Your goal: Your task is to transcribe all the entries exactly, excluding pictures.

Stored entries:
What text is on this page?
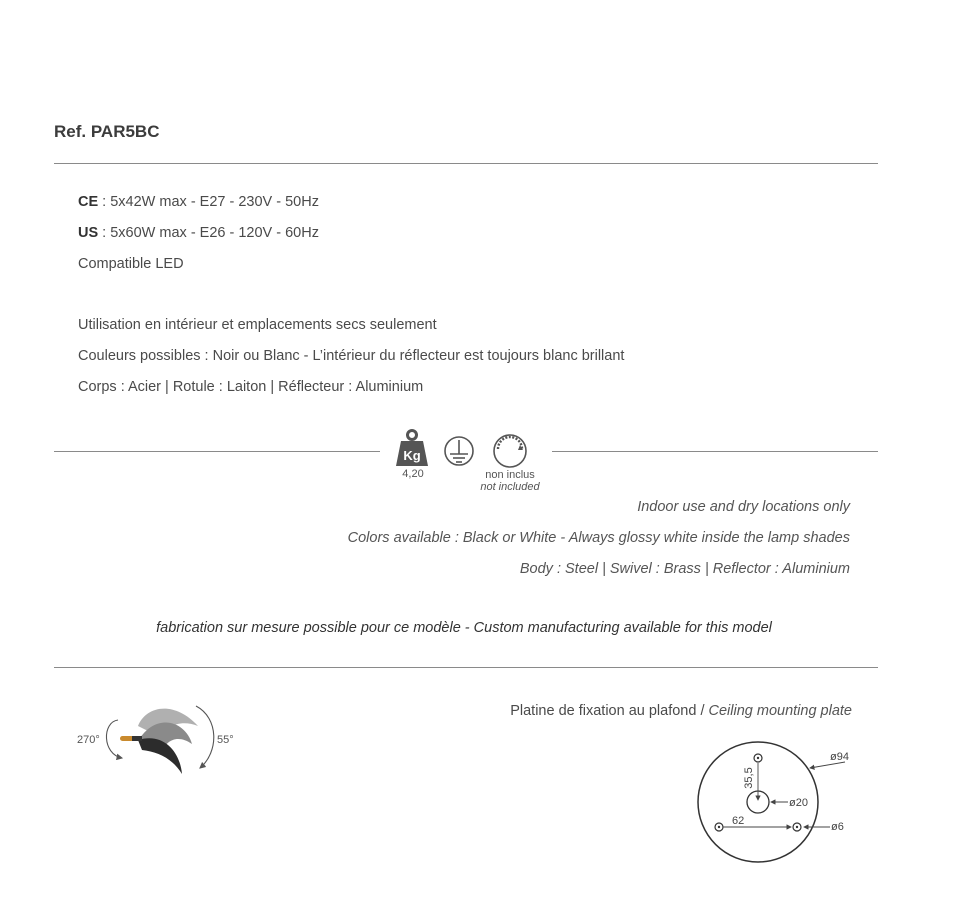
Ref. PAR5BC
CE : 5x42W max - E27 - 230V - 50Hz
US : 5x60W max - E26 - 120V - 60Hz
Compatible LED
Utilisation en intérieur et emplacements secs seulement
Couleurs possibles : Noir ou Blanc - L’intérieur du réflecteur est toujours blanc brillant
Corps : Acier | Rotule : Laiton | Réflecteur : Aluminium
Kg
4,20	non inclus
not included
Indoor use and dry locations only
Colors available : Black or White - Always glossy white inside the lamp shades
Body : Steel | Swivel : Brass | Reflector : Aluminium
fabrication sur mesure possible pour ce modèle - Custom manufacturing available for this model
270°	55°
Platine de fixation au plafond / Ceiling mounting plate
35,5
62
ø94
ø20
ø6
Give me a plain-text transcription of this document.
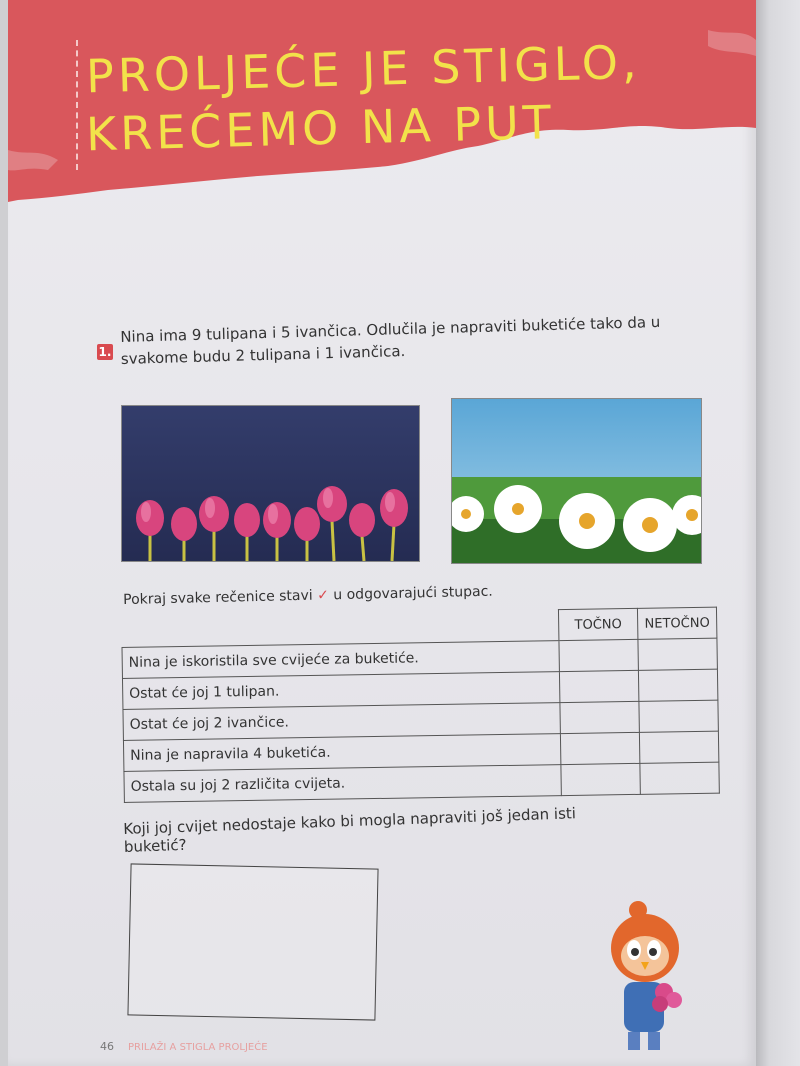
PROLJEĆE JE STIGLO,
KREĆEMO NA PUT
1.
Nina ima 9 tulipana i 5 ivančica. Odlučila je napraviti buketiće tako da u svakome budu 2 tulipana i 1 ivančica.
Pokraj svake rečenice stavi ✓ u odgovarajući stupac.
	TOČNO	NETOČNO
Nina je iskoristila sve cvijeće za buketiće.		
Ostat će joj 1 tulipan.		
Ostat će joj 2 ivančice.		
Nina je napravila 4 buketića.		
Ostala su joj 2 različita cvijeta.		
Koji joj cvijet nedostaje kako bi mogla napraviti još jedan isti buketić?
46 PRILAŽI A STIGLA PROLJEĆE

Solution for this exercise:
What text is on this page?
Ref. PAR5BC
CE : 5x42W max - E27 - 230V - 50Hz
US : 5x60W max - E26 - 120V - 60Hz
Compatible LED
Utilisation en intérieur et emplacements secs seulement
Couleurs possibles : Noir ou Blanc - L’intérieur du réflecteur est toujours blanc brillant
Corps : Acier | Rotule : Laiton | Réflecteur : Aluminium
Kg
4,20	non inclus
not included
Indoor use and dry locations only
Colors available : Black or White - Always glossy white inside the lamp shades
Body : Steel | Swivel : Brass | Reflector : Aluminium
fabrication sur mesure possible pour ce modèle - Custom manufacturing available for this model
270°	55°
Platine de fixation au plafond / Ceiling mounting plate
35,5
62
ø94
ø20
ø6
Give me a plain-text transcription of this document.
PROLJEĆE JE STIGLO,
KREĆEMO NA PUT
1.
Nina ima 9 tulipana i 5 ivančica. Odlučila je napraviti buketiće tako da u svakome budu 2 tulipana i 1 ivančica.
Pokraj svake rečenice stavi ✓ u odgovarajući stupac.
	TOČNO	NETOČNO
Nina je iskoristila sve cvijeće za buketiće.		
Ostat će joj 1 tulipan.		
Ostat će joj 2 ivančice.		
Nina je napravila 4 buketića.		
Ostala su joj 2 različita cvijeta.		
Koji joj cvijet nedostaje kako bi mogla napraviti još jedan isti buketić?
46 PRILAŽI A STIGLA PROLJEĆE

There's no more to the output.